# Problem requirements
Each line that follows is to be retyped exactly.

begin Source material

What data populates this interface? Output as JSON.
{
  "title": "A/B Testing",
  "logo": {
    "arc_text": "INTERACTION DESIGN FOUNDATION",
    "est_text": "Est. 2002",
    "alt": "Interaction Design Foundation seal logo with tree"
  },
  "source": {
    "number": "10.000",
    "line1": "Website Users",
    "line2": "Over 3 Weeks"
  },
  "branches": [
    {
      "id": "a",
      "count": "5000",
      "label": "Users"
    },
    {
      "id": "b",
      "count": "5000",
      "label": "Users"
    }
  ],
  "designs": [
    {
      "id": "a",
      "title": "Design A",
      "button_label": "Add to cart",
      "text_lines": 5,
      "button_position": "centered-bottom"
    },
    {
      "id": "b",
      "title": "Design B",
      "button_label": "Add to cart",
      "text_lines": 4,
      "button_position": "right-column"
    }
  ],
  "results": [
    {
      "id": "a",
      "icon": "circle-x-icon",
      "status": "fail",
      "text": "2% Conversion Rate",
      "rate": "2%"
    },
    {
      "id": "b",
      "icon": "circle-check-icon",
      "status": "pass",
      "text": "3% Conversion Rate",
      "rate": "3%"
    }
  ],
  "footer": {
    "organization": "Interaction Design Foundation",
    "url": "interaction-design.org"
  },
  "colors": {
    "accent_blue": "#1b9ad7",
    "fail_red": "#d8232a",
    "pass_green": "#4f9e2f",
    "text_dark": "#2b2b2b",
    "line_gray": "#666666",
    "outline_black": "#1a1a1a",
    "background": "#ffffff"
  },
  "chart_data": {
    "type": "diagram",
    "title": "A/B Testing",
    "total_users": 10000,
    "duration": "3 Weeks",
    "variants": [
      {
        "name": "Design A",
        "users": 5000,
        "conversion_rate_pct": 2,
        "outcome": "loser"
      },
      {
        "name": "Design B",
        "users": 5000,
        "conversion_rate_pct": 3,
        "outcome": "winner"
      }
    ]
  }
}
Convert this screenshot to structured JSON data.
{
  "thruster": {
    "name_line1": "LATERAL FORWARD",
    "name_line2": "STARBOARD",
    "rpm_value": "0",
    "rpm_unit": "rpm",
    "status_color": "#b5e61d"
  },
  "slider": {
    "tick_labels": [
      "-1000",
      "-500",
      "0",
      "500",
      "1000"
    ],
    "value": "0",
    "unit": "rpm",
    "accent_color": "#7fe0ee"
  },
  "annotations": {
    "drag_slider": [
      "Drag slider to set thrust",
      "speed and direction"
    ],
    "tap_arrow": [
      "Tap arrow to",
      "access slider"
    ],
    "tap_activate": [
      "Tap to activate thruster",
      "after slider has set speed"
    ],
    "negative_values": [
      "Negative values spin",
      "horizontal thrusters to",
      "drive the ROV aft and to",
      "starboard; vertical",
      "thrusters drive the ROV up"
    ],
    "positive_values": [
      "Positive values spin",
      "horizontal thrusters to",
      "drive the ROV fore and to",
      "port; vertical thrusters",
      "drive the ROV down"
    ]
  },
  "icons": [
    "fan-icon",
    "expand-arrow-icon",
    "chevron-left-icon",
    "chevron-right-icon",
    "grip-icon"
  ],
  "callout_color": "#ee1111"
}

end Source material

# Output below
What data populates this interface? Output as JSON.
{
  "title": "A/B Testing",
  "logo": {
    "arc_text": "INTERACTION DESIGN FOUNDATION",
    "est_text": "Est. 2002",
    "alt": "Interaction Design Foundation seal logo with tree"
  },
  "source": {
    "number": "10.000",
    "line1": "Website Users",
    "line2": "Over 3 Weeks"
  },
  "branches": [
    {
      "id": "a",
      "count": "5000",
      "label": "Users"
    },
    {
      "id": "b",
      "count": "5000",
      "label": "Users"
    }
  ],
  "designs": [
    {
      "id": "a",
      "title": "Design A",
      "button_label": "Add to cart",
      "text_lines": 5,
      "button_position": "centered-bottom"
    },
    {
      "id": "b",
      "title": "Design B",
      "button_label": "Add to cart",
      "text_lines": 4,
      "button_position": "right-column"
    }
  ],
  "results": [
    {
      "id": "a",
      "icon": "circle-x-icon",
      "status": "fail",
      "text": "2% Conversion Rate",
      "rate": "2%"
    },
    {
      "id": "b",
      "icon": "circle-check-icon",
      "status": "pass",
      "text": "3% Conversion Rate",
      "rate": "3%"
    }
  ],
  "footer": {
    "organization": "Interaction Design Foundation",
    "url": "interaction-design.org"
  },
  "colors": {
    "accent_blue": "#1b9ad7",
    "fail_red": "#d8232a",
    "pass_green": "#4f9e2f",
    "text_dark": "#2b2b2b",
    "line_gray": "#666666",
    "outline_black": "#1a1a1a",
    "background": "#ffffff"
  },
  "chart_data": {
    "type": "diagram",
    "title": "A/B Testing",
    "total_users": 10000,
    "duration": "3 Weeks",
    "variants": [
      {
        "name": "Design A",
        "users": 5000,
        "conversion_rate_pct": 2,
        "outcome": "loser"
      },
      {
        "name": "Design B",
        "users": 5000,
        "conversion_rate_pct": 3,
        "outcome": "winner"
      }
    ]
  }
}
Convert this screenshot to structured JSON data.
{
  "thruster": {
    "name_line1": "LATERAL FORWARD",
    "name_line2": "STARBOARD",
    "rpm_value": "0",
    "rpm_unit": "rpm",
    "status_color": "#b5e61d"
  },
  "slider": {
    "tick_labels": [
      "-1000",
      "-500",
      "0",
      "500",
      "1000"
    ],
    "value": "0",
    "unit": "rpm",
    "accent_color": "#7fe0ee"
  },
  "annotations": {
    "drag_slider": [
      "Drag slider to set thrust",
      "speed and direction"
    ],
    "tap_arrow": [
      "Tap arrow to",
      "access slider"
    ],
    "tap_activate": [
      "Tap to activate thruster",
      "after slider has set speed"
    ],
    "negative_values": [
      "Negative values spin",
      "horizontal thrusters to",
      "drive the ROV aft and to",
      "starboard; vertical",
      "thrusters drive the ROV up"
    ],
    "positive_values": [
      "Positive values spin",
      "horizontal thrusters to",
      "drive the ROV fore and to",
      "port; vertical thrusters",
      "drive the ROV down"
    ]
  },
  "icons": [
    "fan-icon",
    "expand-arrow-icon",
    "chevron-left-icon",
    "chevron-right-icon",
    "grip-icon"
  ],
  "callout_color": "#ee1111"
}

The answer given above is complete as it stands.